— begin Entries shown —

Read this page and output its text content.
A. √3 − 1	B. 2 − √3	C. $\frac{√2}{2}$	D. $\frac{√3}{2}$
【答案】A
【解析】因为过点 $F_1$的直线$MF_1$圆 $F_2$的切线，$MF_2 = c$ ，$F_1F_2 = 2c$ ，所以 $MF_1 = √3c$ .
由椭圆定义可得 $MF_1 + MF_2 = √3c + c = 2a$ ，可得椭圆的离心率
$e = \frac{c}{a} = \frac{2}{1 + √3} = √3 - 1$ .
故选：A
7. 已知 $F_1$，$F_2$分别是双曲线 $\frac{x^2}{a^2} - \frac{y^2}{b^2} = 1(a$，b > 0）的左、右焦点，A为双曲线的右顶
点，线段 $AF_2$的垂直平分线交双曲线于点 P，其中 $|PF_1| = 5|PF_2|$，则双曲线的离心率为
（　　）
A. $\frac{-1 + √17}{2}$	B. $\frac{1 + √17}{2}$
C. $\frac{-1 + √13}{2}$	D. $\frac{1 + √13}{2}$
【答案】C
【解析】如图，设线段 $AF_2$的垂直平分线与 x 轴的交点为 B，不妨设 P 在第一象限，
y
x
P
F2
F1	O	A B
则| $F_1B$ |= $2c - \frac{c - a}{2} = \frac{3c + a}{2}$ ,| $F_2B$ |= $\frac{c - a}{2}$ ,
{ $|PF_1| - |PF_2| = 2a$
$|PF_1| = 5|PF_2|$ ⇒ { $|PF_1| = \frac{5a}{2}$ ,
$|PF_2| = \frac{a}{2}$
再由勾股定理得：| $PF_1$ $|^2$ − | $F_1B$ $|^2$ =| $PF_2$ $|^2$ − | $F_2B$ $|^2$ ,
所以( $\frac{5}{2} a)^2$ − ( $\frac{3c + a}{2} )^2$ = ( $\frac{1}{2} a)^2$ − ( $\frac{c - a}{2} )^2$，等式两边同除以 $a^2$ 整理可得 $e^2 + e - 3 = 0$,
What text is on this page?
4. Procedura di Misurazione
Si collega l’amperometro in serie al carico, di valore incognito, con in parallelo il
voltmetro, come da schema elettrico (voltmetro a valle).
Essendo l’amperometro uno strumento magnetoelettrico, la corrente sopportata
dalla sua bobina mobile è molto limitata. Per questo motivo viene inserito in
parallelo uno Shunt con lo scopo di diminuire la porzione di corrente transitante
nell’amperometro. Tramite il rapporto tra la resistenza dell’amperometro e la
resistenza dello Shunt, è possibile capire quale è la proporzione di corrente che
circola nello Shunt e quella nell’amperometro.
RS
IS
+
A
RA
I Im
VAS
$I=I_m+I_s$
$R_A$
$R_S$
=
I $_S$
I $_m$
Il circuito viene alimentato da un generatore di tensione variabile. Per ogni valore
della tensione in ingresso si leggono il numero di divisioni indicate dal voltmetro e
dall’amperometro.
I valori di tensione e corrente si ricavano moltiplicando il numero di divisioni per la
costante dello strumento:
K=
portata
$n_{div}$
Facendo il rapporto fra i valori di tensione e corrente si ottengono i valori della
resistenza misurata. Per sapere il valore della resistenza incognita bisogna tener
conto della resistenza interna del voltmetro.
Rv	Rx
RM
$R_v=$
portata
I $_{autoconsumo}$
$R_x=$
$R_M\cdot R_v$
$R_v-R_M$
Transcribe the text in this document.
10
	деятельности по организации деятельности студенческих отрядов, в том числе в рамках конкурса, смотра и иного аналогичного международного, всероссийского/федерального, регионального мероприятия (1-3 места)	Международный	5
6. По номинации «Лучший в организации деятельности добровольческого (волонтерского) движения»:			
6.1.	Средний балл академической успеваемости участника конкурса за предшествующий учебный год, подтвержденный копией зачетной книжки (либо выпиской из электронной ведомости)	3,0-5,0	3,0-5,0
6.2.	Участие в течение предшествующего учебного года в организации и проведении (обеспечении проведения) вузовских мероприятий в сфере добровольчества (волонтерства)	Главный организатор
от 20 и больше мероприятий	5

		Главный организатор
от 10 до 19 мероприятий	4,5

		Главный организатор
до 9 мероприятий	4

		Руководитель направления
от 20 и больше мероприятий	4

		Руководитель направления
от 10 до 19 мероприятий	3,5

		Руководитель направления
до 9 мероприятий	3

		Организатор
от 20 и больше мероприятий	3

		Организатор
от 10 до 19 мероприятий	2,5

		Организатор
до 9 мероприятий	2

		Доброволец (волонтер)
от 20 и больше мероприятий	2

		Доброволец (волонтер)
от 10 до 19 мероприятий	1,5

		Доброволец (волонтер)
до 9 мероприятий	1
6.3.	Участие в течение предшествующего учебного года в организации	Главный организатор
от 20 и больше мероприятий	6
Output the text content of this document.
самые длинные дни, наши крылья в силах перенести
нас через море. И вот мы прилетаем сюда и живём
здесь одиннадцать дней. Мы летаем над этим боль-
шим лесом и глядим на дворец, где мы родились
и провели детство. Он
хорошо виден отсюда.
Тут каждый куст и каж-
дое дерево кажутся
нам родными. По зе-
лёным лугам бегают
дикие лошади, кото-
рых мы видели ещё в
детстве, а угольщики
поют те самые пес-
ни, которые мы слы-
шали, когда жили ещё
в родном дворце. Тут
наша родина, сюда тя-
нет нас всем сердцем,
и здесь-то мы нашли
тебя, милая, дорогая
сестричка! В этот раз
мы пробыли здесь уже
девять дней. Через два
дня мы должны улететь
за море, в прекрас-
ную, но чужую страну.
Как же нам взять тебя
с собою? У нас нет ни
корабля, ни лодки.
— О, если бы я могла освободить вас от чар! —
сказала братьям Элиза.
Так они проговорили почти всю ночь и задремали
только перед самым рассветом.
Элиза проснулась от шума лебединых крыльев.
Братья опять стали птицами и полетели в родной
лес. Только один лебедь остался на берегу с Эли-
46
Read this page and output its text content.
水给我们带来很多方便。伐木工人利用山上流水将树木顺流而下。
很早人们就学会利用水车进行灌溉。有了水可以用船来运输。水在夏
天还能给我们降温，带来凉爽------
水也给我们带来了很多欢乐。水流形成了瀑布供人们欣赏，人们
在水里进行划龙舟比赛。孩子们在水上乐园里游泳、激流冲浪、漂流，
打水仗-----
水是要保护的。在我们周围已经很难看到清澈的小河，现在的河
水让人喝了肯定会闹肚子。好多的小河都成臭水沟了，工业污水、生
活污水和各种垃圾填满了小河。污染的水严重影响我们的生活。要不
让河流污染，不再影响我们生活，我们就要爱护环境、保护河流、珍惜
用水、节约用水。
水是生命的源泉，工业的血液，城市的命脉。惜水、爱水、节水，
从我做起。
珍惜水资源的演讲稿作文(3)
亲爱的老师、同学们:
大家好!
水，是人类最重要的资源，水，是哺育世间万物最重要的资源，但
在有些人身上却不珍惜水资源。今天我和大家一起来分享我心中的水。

— end Entries shown —

### What is required
Copy every line of the listing where the word "tensione" appears.

### Right answer
Il circuito viene alimentato da un generatore di tensione variabile. Per ogni valore
della tensione in ingresso si leggono il numero di divisioni indicate dal voltmetro e
I valori di tensione e corrente si ricavano moltiplicando il numero di divisioni per la
Facendo il rapporto fra i valori di tensione e corrente si ottengono i valori della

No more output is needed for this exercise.